• **TO BE DONE**: Output the lines from the start of the records through the line containing "price-replacement-description: Insert a", copying each one exactly. Include both of those lines.
• • • • •
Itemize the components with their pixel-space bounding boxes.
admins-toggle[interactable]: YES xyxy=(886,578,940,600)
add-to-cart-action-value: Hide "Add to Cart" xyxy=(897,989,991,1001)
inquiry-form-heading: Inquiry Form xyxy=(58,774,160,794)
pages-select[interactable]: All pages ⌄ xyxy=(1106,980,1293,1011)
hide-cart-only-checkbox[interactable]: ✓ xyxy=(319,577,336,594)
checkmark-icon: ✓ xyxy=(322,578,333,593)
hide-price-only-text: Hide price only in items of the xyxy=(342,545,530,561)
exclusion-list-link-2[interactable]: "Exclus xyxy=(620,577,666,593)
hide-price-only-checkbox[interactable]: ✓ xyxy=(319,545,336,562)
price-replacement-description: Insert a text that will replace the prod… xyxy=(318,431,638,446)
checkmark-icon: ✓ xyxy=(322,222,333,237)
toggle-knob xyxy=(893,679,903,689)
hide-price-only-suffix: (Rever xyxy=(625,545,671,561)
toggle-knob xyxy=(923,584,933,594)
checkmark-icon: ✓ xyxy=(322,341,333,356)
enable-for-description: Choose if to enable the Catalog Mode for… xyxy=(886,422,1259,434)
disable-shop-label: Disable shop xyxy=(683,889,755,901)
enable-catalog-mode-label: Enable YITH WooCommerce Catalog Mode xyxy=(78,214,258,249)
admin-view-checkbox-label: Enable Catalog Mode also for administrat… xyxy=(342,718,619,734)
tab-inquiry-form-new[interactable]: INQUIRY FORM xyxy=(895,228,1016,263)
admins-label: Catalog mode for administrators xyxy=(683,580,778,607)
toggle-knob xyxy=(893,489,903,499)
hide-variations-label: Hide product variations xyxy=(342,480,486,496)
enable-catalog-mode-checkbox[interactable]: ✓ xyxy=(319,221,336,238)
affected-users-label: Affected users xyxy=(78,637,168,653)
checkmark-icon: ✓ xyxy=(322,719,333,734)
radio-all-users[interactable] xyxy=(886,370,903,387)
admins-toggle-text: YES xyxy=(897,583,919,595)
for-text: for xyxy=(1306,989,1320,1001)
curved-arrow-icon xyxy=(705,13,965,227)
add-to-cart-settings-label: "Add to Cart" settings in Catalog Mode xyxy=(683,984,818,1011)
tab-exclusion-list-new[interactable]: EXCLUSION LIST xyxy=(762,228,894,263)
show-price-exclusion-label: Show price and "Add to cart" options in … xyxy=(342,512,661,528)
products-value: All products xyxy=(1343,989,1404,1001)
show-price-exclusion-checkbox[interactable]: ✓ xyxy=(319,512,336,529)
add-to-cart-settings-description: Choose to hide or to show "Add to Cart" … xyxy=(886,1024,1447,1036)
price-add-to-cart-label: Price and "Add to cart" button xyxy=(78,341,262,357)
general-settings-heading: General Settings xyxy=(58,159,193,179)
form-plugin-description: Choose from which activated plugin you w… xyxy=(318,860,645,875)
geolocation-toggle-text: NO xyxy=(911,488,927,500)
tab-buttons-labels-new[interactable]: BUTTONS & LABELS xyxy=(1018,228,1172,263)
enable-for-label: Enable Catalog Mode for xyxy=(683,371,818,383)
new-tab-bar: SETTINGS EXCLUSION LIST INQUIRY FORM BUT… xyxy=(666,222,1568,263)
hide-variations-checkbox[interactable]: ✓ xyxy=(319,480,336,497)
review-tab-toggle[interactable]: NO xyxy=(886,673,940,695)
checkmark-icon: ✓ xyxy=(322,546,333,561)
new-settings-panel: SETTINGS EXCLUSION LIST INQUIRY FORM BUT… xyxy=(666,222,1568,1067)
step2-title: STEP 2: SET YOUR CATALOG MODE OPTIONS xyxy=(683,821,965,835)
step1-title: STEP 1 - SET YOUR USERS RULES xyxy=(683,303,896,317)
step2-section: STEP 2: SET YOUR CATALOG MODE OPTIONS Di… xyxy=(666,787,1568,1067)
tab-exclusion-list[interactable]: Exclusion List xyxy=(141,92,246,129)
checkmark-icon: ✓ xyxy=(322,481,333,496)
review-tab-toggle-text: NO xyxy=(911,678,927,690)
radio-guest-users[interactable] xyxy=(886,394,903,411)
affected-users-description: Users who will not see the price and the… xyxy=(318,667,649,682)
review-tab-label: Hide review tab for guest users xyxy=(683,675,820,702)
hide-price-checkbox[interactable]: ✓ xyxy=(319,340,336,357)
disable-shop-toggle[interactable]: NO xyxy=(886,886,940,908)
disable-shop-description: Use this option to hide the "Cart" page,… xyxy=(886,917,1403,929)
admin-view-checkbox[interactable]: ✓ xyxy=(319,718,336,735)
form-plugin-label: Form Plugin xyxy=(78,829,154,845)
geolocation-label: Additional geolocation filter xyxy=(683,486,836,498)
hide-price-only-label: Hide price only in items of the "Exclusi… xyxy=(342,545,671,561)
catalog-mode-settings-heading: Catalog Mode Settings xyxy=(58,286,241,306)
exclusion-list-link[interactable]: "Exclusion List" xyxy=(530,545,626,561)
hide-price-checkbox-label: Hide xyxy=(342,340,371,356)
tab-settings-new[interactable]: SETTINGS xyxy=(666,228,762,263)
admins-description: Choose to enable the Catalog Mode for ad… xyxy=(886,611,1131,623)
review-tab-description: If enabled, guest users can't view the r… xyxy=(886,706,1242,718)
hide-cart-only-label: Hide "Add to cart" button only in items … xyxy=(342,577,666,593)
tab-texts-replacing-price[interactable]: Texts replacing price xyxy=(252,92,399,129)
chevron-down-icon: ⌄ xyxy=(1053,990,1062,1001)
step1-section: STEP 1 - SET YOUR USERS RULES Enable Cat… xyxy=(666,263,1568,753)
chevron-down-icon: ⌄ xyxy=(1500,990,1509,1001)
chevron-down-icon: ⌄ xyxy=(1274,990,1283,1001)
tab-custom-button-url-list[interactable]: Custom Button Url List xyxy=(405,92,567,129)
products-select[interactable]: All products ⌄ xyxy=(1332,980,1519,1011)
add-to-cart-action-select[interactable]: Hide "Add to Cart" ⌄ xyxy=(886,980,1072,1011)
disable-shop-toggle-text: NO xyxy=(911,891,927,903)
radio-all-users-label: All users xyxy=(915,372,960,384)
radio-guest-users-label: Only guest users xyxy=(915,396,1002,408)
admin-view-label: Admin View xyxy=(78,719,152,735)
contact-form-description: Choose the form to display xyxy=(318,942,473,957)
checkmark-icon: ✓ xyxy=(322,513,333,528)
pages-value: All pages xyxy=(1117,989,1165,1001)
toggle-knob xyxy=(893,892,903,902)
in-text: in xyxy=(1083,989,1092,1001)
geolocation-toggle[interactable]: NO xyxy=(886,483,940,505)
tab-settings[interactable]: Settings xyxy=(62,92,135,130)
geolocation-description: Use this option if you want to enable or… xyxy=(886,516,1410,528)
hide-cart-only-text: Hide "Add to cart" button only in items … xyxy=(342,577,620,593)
• • • • •
• **ANSWER**:
Itemize the components with their pixel-space bounding boxes.
admins-toggle[interactable]: YES xyxy=(886,578,940,600)
add-to-cart-action-value: Hide "Add to Cart" xyxy=(897,989,991,1001)
inquiry-form-heading: Inquiry Form xyxy=(58,774,160,794)
pages-select[interactable]: All pages ⌄ xyxy=(1106,980,1293,1011)
hide-cart-only-checkbox[interactable]: ✓ xyxy=(319,577,336,594)
checkmark-icon: ✓ xyxy=(322,578,333,593)
hide-price-only-text: Hide price only in items of the xyxy=(342,545,530,561)
exclusion-list-link-2[interactable]: "Exclus xyxy=(620,577,666,593)
hide-price-only-checkbox[interactable]: ✓ xyxy=(319,545,336,562)
price-replacement-description: Insert a text that will replace the prod… xyxy=(318,431,638,446)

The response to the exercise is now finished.